● Task instructions:
Copy the listing word for word, from its first line through the line containing "Point: [207, 695, 229, 709]", keeping both of those lines.

(Records from a data source)
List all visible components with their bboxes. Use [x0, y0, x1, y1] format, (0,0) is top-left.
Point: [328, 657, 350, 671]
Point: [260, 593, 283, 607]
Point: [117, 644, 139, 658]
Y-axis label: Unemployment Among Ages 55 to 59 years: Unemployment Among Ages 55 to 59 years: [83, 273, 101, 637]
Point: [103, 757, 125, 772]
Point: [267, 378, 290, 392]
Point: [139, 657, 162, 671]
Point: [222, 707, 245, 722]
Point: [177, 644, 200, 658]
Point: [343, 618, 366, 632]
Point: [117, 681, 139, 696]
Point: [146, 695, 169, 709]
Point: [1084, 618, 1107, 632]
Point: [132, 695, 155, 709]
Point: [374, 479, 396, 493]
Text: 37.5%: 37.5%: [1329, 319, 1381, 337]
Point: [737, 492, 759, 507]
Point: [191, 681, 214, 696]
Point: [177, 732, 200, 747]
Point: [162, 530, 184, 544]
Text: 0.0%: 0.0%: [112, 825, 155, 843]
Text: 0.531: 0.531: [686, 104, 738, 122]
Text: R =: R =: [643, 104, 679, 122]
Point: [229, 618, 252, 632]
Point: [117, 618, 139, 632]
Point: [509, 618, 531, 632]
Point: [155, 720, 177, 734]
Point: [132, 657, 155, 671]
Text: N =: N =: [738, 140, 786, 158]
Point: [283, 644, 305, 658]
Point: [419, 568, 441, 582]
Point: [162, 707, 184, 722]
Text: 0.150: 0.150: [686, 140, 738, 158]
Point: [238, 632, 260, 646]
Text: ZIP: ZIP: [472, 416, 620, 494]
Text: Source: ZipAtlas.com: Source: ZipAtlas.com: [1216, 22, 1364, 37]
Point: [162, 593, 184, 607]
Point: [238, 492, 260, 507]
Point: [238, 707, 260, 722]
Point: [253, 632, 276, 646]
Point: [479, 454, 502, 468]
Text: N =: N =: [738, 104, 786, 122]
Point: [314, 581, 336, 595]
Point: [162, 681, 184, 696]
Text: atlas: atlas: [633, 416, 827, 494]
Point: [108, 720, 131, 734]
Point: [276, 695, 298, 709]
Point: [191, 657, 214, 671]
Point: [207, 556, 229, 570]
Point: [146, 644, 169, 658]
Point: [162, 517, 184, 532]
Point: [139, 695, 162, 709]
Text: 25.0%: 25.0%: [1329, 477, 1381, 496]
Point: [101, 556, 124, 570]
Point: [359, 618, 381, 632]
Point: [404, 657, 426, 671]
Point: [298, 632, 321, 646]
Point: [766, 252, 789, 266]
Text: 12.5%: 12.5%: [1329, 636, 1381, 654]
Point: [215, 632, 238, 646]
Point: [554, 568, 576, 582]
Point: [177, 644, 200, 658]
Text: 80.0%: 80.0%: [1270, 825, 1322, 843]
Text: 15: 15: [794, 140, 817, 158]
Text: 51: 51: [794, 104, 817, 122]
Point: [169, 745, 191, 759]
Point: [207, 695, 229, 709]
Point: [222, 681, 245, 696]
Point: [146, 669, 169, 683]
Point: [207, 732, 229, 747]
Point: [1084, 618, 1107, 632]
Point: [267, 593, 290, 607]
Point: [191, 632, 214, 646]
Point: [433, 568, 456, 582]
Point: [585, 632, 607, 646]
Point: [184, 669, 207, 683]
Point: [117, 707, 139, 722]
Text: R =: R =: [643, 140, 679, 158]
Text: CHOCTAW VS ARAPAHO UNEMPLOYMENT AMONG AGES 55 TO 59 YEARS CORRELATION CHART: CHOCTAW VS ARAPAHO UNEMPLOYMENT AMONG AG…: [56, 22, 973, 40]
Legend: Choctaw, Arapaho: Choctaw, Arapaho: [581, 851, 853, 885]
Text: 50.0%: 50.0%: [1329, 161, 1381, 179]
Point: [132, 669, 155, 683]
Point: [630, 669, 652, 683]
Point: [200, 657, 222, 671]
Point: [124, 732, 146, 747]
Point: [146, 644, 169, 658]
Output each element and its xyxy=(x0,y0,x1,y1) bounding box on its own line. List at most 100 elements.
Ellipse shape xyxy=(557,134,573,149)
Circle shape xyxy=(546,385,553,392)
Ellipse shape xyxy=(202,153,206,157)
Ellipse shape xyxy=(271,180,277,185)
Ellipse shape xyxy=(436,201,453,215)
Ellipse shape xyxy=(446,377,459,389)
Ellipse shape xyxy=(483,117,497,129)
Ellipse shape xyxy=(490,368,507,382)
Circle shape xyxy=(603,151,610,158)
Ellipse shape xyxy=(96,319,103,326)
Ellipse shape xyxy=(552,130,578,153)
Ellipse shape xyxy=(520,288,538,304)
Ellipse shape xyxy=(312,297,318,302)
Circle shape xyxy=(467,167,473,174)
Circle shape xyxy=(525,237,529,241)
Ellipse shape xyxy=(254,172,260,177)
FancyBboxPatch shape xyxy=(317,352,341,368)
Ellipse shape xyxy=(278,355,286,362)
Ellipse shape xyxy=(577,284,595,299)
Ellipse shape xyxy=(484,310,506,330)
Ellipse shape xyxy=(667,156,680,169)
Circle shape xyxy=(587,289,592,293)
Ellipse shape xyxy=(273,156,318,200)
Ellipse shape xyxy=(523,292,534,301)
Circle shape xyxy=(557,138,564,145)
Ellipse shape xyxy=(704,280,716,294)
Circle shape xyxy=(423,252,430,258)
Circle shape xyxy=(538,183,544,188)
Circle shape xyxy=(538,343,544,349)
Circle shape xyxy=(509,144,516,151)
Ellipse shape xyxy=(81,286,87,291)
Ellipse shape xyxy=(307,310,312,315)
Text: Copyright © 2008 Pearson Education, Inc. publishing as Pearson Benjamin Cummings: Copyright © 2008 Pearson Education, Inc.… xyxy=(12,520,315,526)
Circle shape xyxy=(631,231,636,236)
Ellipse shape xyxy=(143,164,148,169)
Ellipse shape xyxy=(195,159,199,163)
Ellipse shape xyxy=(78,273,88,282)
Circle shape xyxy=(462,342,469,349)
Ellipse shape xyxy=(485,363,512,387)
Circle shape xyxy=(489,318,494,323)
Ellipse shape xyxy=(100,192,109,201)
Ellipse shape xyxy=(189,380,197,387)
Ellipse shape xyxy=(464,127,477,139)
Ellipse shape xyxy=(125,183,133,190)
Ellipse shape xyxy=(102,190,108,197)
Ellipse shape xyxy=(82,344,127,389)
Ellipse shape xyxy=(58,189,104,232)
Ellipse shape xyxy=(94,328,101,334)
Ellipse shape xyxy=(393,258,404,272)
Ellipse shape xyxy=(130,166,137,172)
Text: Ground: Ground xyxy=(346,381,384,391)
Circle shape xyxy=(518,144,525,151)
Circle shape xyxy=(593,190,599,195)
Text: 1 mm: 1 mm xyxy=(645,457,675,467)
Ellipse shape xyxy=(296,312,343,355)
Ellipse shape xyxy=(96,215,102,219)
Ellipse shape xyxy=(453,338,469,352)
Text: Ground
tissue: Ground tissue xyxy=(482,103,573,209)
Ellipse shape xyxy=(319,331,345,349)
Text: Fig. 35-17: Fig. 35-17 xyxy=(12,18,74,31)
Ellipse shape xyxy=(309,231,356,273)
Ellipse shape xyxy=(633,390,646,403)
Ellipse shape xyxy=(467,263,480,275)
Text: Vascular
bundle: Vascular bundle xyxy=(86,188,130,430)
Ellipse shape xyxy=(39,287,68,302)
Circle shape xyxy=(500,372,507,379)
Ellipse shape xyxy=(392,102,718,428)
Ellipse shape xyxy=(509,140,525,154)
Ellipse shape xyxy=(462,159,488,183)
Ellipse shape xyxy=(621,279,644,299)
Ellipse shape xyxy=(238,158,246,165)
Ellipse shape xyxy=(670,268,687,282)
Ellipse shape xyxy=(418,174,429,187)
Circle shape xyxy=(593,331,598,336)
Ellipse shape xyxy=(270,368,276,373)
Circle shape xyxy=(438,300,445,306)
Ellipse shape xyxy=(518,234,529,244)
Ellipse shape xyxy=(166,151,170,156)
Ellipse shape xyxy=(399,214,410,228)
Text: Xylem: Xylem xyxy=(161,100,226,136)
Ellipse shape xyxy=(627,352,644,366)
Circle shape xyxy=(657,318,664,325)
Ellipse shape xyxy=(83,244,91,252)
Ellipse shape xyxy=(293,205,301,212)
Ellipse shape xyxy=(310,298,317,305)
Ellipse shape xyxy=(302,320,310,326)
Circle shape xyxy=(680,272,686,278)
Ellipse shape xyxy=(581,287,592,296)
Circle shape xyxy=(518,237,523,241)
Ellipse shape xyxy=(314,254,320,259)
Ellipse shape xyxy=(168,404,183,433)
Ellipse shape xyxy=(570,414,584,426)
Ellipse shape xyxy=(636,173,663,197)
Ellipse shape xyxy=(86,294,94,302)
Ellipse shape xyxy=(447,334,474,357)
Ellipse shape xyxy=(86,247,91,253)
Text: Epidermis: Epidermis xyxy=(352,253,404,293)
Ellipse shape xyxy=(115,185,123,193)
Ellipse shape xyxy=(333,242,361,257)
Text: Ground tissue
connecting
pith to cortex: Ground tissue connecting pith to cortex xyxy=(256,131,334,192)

● Result of the task:
List all visible components with their bboxes. Use [x0, y0, x1, y1] format, (0,0) is top-left.
Point: [328, 657, 350, 671]
Point: [260, 593, 283, 607]
Point: [117, 644, 139, 658]
Y-axis label: Unemployment Among Ages 55 to 59 years: Unemployment Among Ages 55 to 59 years: [83, 273, 101, 637]
Point: [103, 757, 125, 772]
Point: [267, 378, 290, 392]
Point: [139, 657, 162, 671]
Point: [222, 707, 245, 722]
Point: [177, 644, 200, 658]
Point: [343, 618, 366, 632]
Point: [117, 681, 139, 696]
Point: [146, 695, 169, 709]
Point: [1084, 618, 1107, 632]
Point: [132, 695, 155, 709]
Point: [374, 479, 396, 493]
Text: 37.5%: 37.5%: [1329, 319, 1381, 337]
Point: [737, 492, 759, 507]
Point: [191, 681, 214, 696]
Point: [177, 732, 200, 747]
Point: [162, 530, 184, 544]
Text: 0.0%: 0.0%: [112, 825, 155, 843]
Text: 0.531: 0.531: [686, 104, 738, 122]
Text: R =: R =: [643, 104, 679, 122]
Point: [229, 618, 252, 632]
Point: [117, 618, 139, 632]
Point: [509, 618, 531, 632]
Point: [155, 720, 177, 734]
Point: [132, 657, 155, 671]
Text: N =: N =: [738, 140, 786, 158]
Point: [283, 644, 305, 658]
Point: [419, 568, 441, 582]
Point: [162, 707, 184, 722]
Text: 0.150: 0.150: [686, 140, 738, 158]
Point: [238, 632, 260, 646]
Text: ZIP: ZIP: [472, 416, 620, 494]
Text: Source: ZipAtlas.com: Source: ZipAtlas.com: [1216, 22, 1364, 37]
Point: [162, 593, 184, 607]
Point: [238, 492, 260, 507]
Point: [238, 707, 260, 722]
Point: [253, 632, 276, 646]
Point: [479, 454, 502, 468]
Text: N =: N =: [738, 104, 786, 122]
Point: [314, 581, 336, 595]
Point: [162, 681, 184, 696]
Text: atlas: atlas: [633, 416, 827, 494]
Point: [108, 720, 131, 734]
Point: [276, 695, 298, 709]
Point: [191, 657, 214, 671]
Point: [207, 556, 229, 570]
Point: [146, 644, 169, 658]
Point: [162, 517, 184, 532]
Point: [139, 695, 162, 709]
Text: 25.0%: 25.0%: [1329, 477, 1381, 496]
Point: [101, 556, 124, 570]
Point: [359, 618, 381, 632]
Point: [404, 657, 426, 671]
Point: [298, 632, 321, 646]
Point: [766, 252, 789, 266]
Text: 12.5%: 12.5%: [1329, 636, 1381, 654]
Point: [215, 632, 238, 646]
Point: [554, 568, 576, 582]
Point: [177, 644, 200, 658]
Text: 80.0%: 80.0%: [1270, 825, 1322, 843]
Text: 15: 15: [794, 140, 817, 158]
Text: 51: 51: [794, 104, 817, 122]
Point: [169, 745, 191, 759]
Point: [207, 695, 229, 709]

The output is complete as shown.